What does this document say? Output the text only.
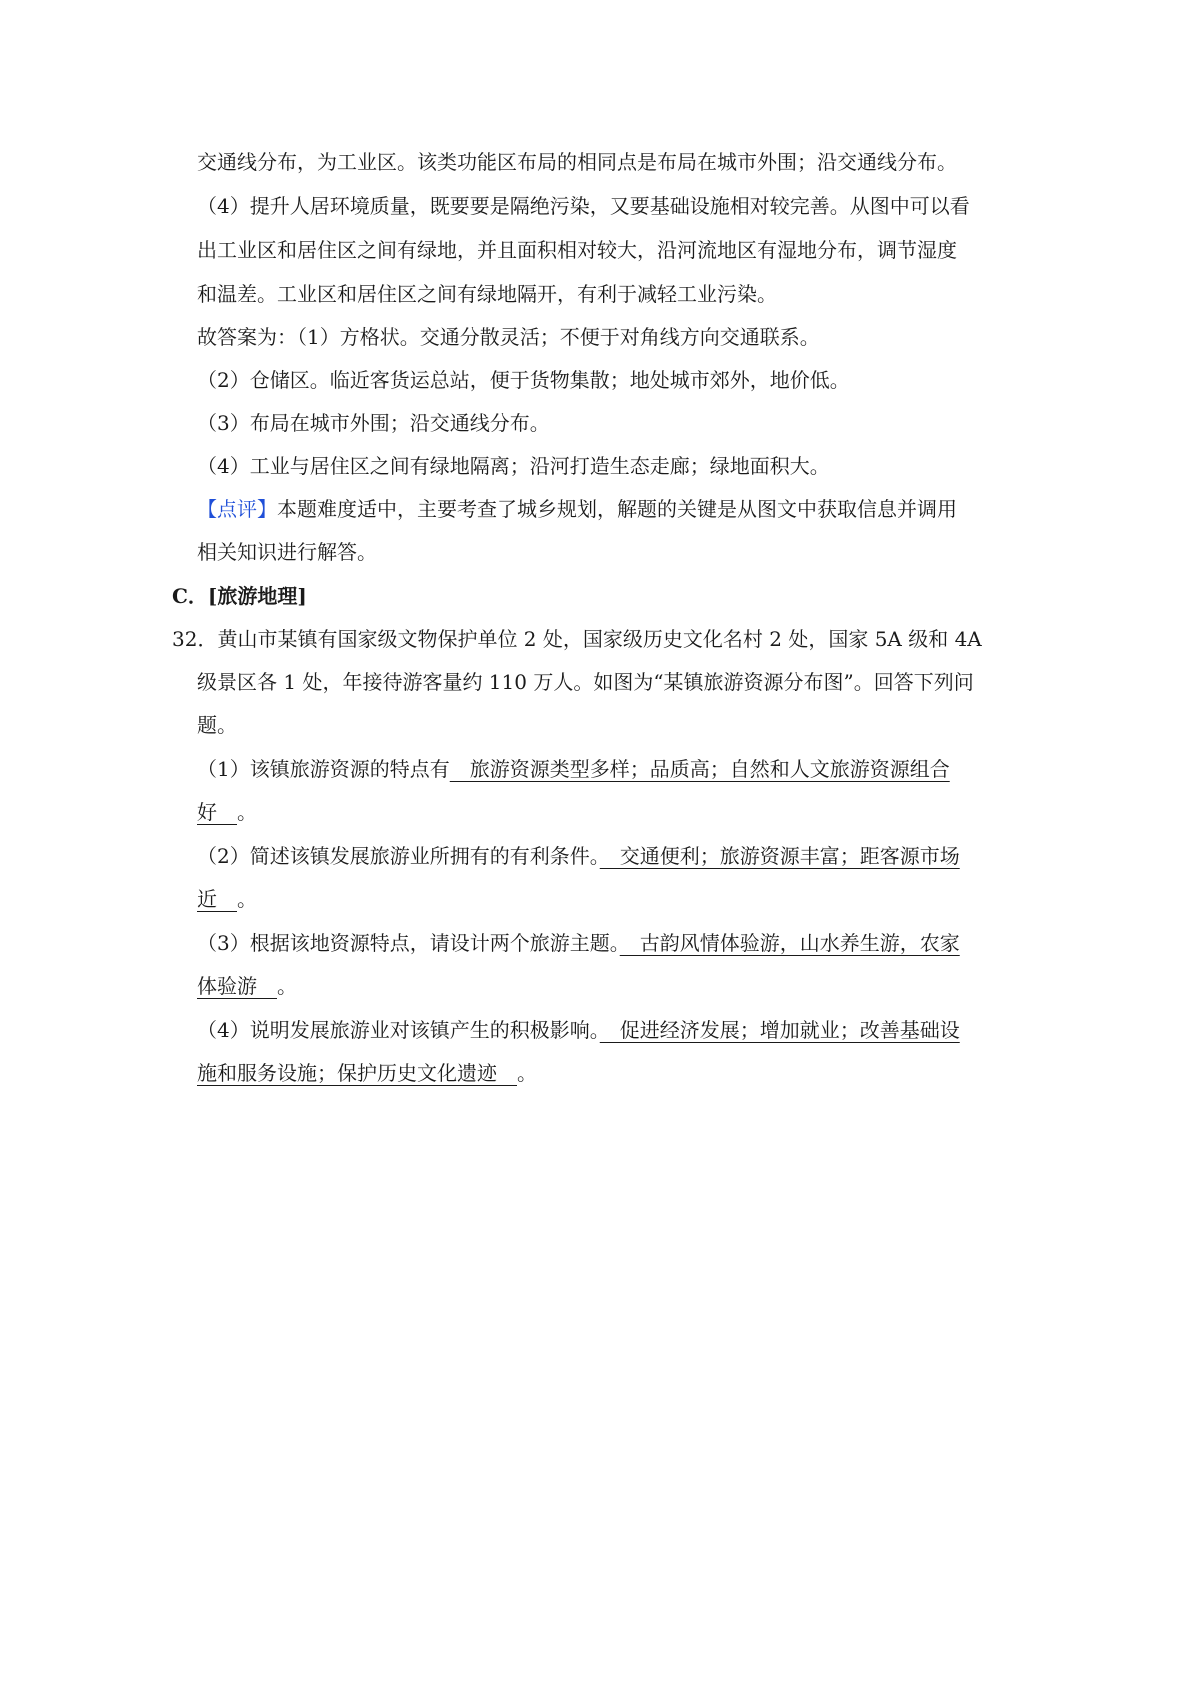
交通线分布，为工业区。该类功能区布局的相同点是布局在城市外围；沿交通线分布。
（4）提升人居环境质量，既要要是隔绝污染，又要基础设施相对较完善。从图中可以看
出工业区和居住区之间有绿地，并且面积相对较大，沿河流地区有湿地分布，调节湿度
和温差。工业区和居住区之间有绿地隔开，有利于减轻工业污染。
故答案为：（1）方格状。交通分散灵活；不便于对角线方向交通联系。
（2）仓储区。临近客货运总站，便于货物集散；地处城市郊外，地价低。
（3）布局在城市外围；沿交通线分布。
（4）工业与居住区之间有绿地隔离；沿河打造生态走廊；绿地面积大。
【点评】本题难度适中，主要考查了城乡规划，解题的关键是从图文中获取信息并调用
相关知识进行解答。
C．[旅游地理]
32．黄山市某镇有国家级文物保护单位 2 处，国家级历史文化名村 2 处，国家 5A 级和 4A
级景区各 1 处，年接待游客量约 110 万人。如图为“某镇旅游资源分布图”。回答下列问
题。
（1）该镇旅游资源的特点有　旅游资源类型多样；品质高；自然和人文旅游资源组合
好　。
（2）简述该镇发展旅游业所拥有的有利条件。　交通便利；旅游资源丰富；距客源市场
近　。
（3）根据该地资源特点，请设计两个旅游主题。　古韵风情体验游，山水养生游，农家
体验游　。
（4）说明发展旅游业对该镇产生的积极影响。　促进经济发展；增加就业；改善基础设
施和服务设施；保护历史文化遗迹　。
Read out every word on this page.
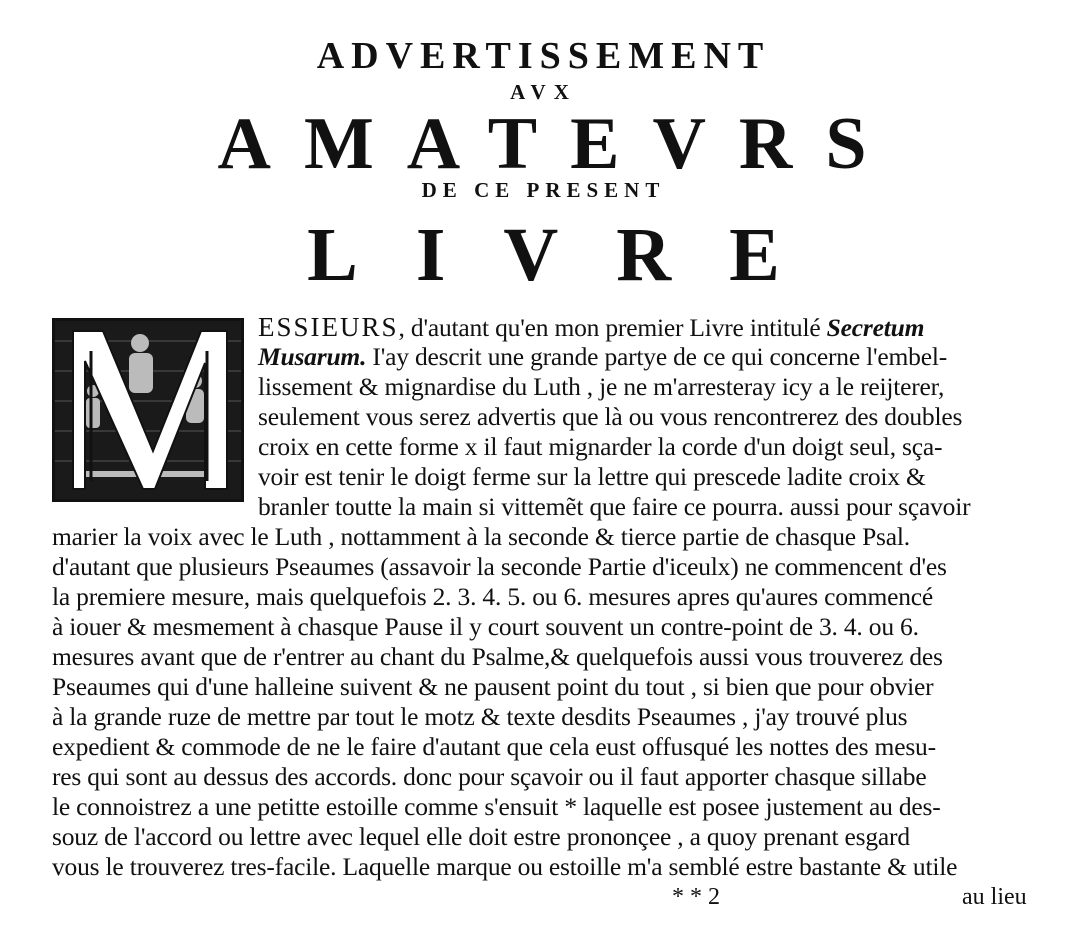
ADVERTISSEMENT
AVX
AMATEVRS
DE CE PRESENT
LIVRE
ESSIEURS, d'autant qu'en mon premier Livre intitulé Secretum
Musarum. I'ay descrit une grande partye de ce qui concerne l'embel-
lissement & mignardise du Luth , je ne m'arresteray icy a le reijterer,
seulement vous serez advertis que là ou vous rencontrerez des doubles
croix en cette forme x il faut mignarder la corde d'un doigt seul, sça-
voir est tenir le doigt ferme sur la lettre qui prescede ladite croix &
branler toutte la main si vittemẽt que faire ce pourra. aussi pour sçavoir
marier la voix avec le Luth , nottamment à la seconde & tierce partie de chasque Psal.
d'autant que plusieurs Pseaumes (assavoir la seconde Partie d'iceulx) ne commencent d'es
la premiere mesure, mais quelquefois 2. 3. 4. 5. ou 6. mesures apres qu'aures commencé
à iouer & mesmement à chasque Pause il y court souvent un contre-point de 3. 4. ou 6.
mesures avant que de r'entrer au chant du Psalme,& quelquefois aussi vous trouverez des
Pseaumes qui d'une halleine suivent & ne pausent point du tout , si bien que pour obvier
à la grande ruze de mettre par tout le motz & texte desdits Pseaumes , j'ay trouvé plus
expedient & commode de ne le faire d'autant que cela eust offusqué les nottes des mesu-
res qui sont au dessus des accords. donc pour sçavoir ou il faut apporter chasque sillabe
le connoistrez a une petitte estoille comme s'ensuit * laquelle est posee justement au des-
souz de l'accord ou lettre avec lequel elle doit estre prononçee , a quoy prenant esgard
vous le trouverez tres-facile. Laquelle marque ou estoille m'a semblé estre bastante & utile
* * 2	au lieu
====================
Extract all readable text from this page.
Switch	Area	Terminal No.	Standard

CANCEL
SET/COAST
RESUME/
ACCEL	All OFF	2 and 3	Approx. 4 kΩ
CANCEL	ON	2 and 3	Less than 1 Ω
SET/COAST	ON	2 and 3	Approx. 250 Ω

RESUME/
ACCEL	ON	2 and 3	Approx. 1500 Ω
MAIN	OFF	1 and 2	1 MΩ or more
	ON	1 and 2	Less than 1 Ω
====================
Instructions to follow = Scan the material above. Copy each line that holds the word "pour".

Correct output =
branler toutte la main si vittemẽt que faire ce pourra. aussi pour sçavoir
Pseaumes qui d'une halleine suivent & ne pausent point du tout , si bien que pour obvier
res qui sont au dessus des accords. donc pour sçavoir ou il faut apporter chasque sillabe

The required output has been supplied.